- What this task involves -
Exclude the pictures; give every entry again exactly as written.

# START OF Entries

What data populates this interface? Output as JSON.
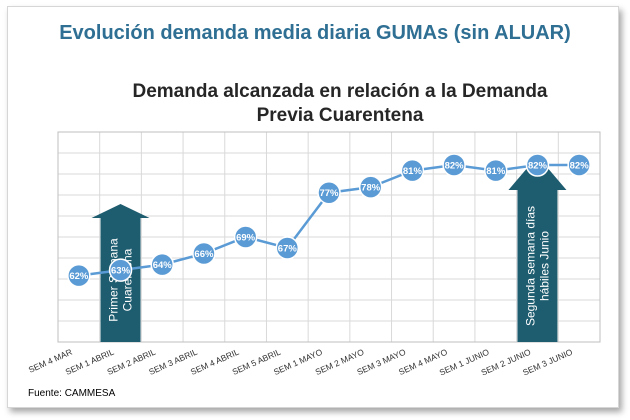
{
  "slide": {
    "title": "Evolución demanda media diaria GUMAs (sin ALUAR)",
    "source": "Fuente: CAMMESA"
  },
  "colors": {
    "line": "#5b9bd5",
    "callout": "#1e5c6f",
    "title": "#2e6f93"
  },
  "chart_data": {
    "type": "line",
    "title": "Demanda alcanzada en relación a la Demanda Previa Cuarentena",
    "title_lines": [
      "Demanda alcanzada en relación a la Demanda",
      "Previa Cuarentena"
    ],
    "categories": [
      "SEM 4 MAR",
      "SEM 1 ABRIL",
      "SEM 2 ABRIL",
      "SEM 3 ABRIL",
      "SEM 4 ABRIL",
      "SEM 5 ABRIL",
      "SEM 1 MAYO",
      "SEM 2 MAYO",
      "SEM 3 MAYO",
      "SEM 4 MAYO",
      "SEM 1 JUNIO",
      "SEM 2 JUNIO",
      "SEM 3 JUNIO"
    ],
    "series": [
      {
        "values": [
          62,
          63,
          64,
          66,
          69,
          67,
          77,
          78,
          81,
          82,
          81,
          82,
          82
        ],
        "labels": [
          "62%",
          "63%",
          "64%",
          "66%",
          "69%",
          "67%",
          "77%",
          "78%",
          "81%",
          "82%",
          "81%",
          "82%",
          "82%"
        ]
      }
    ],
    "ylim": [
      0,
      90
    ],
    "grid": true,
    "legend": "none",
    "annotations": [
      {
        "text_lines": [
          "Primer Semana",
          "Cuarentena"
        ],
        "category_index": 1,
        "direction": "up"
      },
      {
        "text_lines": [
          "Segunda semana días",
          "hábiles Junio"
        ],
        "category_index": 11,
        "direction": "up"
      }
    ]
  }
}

# END OF Entries

- Exercise result -
What data populates this interface? Output as JSON.
{
  "slide": {
    "title": "Evolución demanda media diaria GUMAs (sin ALUAR)",
    "source": "Fuente: CAMMESA"
  },
  "colors": {
    "line": "#5b9bd5",
    "callout": "#1e5c6f",
    "title": "#2e6f93"
  },
  "chart_data": {
    "type": "line",
    "title": "Demanda alcanzada en relación a la Demanda Previa Cuarentena",
    "title_lines": [
      "Demanda alcanzada en relación a la Demanda",
      "Previa Cuarentena"
    ],
    "categories": [
      "SEM 4 MAR",
      "SEM 1 ABRIL",
      "SEM 2 ABRIL",
      "SEM 3 ABRIL",
      "SEM 4 ABRIL",
      "SEM 5 ABRIL",
      "SEM 1 MAYO",
      "SEM 2 MAYO",
      "SEM 3 MAYO",
      "SEM 4 MAYO",
      "SEM 1 JUNIO",
      "SEM 2 JUNIO",
      "SEM 3 JUNIO"
    ],
    "series": [
      {
        "values": [
          62,
          63,
          64,
          66,
          69,
          67,
          77,
          78,
          81,
          82,
          81,
          82,
          82
        ],
        "labels": [
          "62%",
          "63%",
          "64%",
          "66%",
          "69%",
          "67%",
          "77%",
          "78%",
          "81%",
          "82%",
          "81%",
          "82%",
          "82%"
        ]
      }
    ],
    "ylim": [
      0,
      90
    ],
    "grid": true,
    "legend": "none",
    "annotations": [
      {
        "text_lines": [
          "Primer Semana",
          "Cuarentena"
        ],
        "category_index": 1,
        "direction": "up"
      },
      {
        "text_lines": [
          "Segunda semana días",
          "hábiles Junio"
        ],
        "category_index": 11,
        "direction": "up"
      }
    ]
  }
}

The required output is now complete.